-------- Extracted information --------

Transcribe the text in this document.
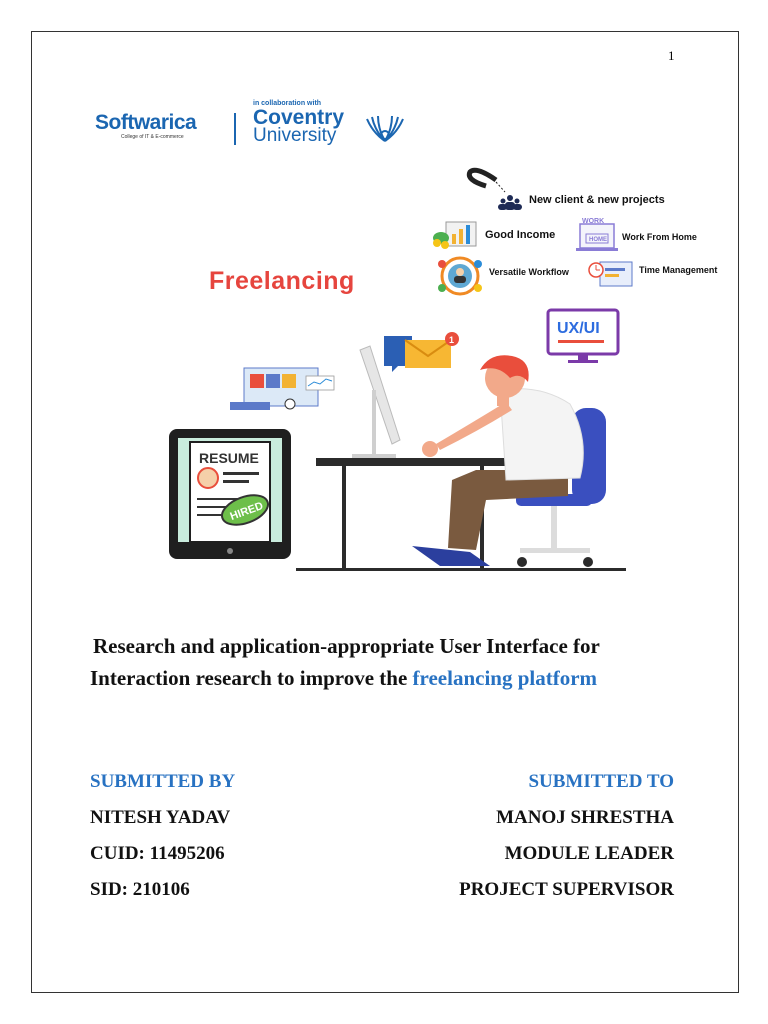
1
Softwarica
College of IT & E-commerce
in collaboration with
Coventry
University
WORK
HOME
UX/UI
1
RESUME
HIRED
New client & new projects
Good Income	Work From Home
Versatile Workflow	Time Management
Freelancing
Research and application-appropriate User Interface for
Interaction research to improve the freelancing platform
SUBMITTED BY
NITESH YADAV
CUID: 11495206
SID: 210106
SUBMITTED TO
MANOJ SHRESTHA
MODULE LEADER
PROJECT SUPERVISOR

--------

(Work to do)
Reproduce each line exactly as it appears, omitting the pictures.

(Result of this exercise)
Transcribe the text in this document.
1
Softwarica
College of IT & E-commerce
in collaboration with
Coventry
University
WORK
HOME
UX/UI
1
RESUME
HIRED
New client & new projects
Good Income	Work From Home
Versatile Workflow	Time Management
Freelancing
Research and application-appropriate User Interface for
Interaction research to improve the freelancing platform
SUBMITTED BY
NITESH YADAV
CUID: 11495206
SID: 210106
SUBMITTED TO
MANOJ SHRESTHA
MODULE LEADER
PROJECT SUPERVISOR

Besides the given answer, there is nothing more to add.